◆ **INSTRUCTIONS FOR THE TASK**
Give the listing below again in full, exactly as written.

◆ **RAW RECORDS**
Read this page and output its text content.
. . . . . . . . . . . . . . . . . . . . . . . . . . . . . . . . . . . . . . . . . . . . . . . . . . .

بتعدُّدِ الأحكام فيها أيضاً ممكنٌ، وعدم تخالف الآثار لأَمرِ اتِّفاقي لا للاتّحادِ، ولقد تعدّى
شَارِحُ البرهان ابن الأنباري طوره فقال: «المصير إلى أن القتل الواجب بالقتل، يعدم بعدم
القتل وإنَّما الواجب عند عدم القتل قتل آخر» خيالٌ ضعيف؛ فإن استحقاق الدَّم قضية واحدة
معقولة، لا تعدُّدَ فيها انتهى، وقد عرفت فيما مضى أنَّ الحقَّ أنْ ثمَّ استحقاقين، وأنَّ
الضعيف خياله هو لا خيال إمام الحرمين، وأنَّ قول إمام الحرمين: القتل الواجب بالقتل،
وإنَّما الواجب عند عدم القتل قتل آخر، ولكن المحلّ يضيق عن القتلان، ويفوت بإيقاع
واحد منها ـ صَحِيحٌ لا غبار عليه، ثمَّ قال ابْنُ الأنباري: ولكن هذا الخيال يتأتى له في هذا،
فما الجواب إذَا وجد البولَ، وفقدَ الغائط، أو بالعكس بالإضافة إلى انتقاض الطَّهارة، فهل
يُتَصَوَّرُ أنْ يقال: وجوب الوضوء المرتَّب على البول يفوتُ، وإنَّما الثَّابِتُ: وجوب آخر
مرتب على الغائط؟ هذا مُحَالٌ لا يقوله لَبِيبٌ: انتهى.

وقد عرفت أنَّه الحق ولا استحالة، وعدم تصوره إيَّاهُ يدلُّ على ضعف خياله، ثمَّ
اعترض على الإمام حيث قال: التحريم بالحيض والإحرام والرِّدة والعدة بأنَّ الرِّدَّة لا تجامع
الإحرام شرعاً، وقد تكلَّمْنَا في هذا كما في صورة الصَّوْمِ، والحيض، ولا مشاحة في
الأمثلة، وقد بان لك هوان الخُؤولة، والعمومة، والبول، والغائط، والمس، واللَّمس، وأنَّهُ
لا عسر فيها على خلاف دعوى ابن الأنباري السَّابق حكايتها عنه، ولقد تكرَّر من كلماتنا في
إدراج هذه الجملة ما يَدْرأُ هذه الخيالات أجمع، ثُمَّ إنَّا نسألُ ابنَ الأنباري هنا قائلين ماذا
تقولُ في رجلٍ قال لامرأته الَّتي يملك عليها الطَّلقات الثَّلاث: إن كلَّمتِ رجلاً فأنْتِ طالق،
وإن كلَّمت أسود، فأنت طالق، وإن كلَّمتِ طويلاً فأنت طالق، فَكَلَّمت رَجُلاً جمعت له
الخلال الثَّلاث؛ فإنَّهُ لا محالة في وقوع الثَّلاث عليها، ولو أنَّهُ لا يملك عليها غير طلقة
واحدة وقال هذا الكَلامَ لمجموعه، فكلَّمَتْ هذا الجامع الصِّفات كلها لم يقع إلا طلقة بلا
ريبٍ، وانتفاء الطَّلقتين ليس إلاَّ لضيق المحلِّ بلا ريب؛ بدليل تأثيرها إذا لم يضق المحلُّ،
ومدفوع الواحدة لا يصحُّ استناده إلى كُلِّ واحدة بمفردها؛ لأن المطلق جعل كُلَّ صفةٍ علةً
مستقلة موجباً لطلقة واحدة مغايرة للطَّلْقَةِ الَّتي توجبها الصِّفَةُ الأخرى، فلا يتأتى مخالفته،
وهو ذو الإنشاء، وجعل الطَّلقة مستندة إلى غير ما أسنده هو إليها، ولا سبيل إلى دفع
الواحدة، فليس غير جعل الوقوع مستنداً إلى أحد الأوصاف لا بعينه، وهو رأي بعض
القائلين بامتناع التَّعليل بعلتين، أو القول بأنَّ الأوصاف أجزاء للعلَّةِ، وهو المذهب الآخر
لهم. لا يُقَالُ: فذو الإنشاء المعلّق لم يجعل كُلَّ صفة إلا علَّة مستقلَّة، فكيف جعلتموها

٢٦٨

◆ **FULL RESPONSE**
Read this page and output its text content.
. . . . . . . . . . . . . . . . . . . . . . . . . . . . . . . . . . . . . . . . . . . . . . . . . . .

بتعدُّدِ الأحكام فيها أيضاً ممكنٌ، وعدم تخالف الآثار لأَمرِ اتِّفاقي لا للاتّحادِ، ولقد تعدّى
شَارِحُ البرهان ابن الأنباري طوره فقال: «المصير إلى أن القتل الواجب بالقتل، يعدم بعدم
القتل وإنَّما الواجب عند عدم القتل قتل آخر» خيالٌ ضعيف؛ فإن استحقاق الدَّم قضية واحدة
معقولة، لا تعدُّدَ فيها انتهى، وقد عرفت فيما مضى أنَّ الحقَّ أنْ ثمَّ استحقاقين، وأنَّ
الضعيف خياله هو لا خيال إمام الحرمين، وأنَّ قول إمام الحرمين: القتل الواجب بالقتل،
وإنَّما الواجب عند عدم القتل قتل آخر، ولكن المحلّ يضيق عن القتلان، ويفوت بإيقاع
واحد منها ـ صَحِيحٌ لا غبار عليه، ثمَّ قال ابْنُ الأنباري: ولكن هذا الخيال يتأتى له في هذا،
فما الجواب إذَا وجد البولَ، وفقدَ الغائط، أو بالعكس بالإضافة إلى انتقاض الطَّهارة، فهل
يُتَصَوَّرُ أنْ يقال: وجوب الوضوء المرتَّب على البول يفوتُ، وإنَّما الثَّابِتُ: وجوب آخر
مرتب على الغائط؟ هذا مُحَالٌ لا يقوله لَبِيبٌ: انتهى.

وقد عرفت أنَّه الحق ولا استحالة، وعدم تصوره إيَّاهُ يدلُّ على ضعف خياله، ثمَّ
اعترض على الإمام حيث قال: التحريم بالحيض والإحرام والرِّدة والعدة بأنَّ الرِّدَّة لا تجامع
الإحرام شرعاً، وقد تكلَّمْنَا في هذا كما في صورة الصَّوْمِ، والحيض، ولا مشاحة في
الأمثلة، وقد بان لك هوان الخُؤولة، والعمومة، والبول، والغائط، والمس، واللَّمس، وأنَّهُ
لا عسر فيها على خلاف دعوى ابن الأنباري السَّابق حكايتها عنه، ولقد تكرَّر من كلماتنا في
إدراج هذه الجملة ما يَدْرأُ هذه الخيالات أجمع، ثُمَّ إنَّا نسألُ ابنَ الأنباري هنا قائلين ماذا
تقولُ في رجلٍ قال لامرأته الَّتي يملك عليها الطَّلقات الثَّلاث: إن كلَّمتِ رجلاً فأنْتِ طالق،
وإن كلَّمت أسود، فأنت طالق، وإن كلَّمتِ طويلاً فأنت طالق، فَكَلَّمت رَجُلاً جمعت له
الخلال الثَّلاث؛ فإنَّهُ لا محالة في وقوع الثَّلاث عليها، ولو أنَّهُ لا يملك عليها غير طلقة
واحدة وقال هذا الكَلامَ لمجموعه، فكلَّمَتْ هذا الجامع الصِّفات كلها لم يقع إلا طلقة بلا
ريبٍ، وانتفاء الطَّلقتين ليس إلاَّ لضيق المحلِّ بلا ريب؛ بدليل تأثيرها إذا لم يضق المحلُّ،
ومدفوع الواحدة لا يصحُّ استناده إلى كُلِّ واحدة بمفردها؛ لأن المطلق جعل كُلَّ صفةٍ علةً
مستقلة موجباً لطلقة واحدة مغايرة للطَّلْقَةِ الَّتي توجبها الصِّفَةُ الأخرى، فلا يتأتى مخالفته،
وهو ذو الإنشاء، وجعل الطَّلقة مستندة إلى غير ما أسنده هو إليها، ولا سبيل إلى دفع
الواحدة، فليس غير جعل الوقوع مستنداً إلى أحد الأوصاف لا بعينه، وهو رأي بعض
القائلين بامتناع التَّعليل بعلتين، أو القول بأنَّ الأوصاف أجزاء للعلَّةِ، وهو المذهب الآخر
لهم. لا يُقَالُ: فذو الإنشاء المعلّق لم يجعل كُلَّ صفة إلا علَّة مستقلَّة، فكيف جعلتموها

٢٦٨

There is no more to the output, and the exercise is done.